§ Written task: Gather all lines in the data that hold the string "一月一主题".

Saved entries
⟨

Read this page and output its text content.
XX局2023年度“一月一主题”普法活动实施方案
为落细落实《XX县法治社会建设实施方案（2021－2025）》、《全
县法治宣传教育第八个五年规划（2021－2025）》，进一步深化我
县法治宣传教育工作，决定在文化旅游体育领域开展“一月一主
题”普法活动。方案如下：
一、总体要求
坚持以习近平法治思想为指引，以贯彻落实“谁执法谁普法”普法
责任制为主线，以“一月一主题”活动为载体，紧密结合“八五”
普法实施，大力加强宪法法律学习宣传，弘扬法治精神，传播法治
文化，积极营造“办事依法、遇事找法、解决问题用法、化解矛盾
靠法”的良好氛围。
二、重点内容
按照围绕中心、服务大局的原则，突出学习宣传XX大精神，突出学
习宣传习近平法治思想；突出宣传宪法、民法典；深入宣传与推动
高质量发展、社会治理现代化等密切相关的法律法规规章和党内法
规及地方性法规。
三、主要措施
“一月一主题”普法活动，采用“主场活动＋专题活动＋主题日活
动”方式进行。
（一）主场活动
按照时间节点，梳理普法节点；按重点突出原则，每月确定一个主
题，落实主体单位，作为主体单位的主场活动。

⟩

§ Solved problem:
XX局2023年度“一月一主题”普法活动实施方案
责任制为主线，以“一月一主题”活动为载体，紧密结合“八五”
“一月一主题”普法活动，采用“主场活动＋专题活动＋主题日活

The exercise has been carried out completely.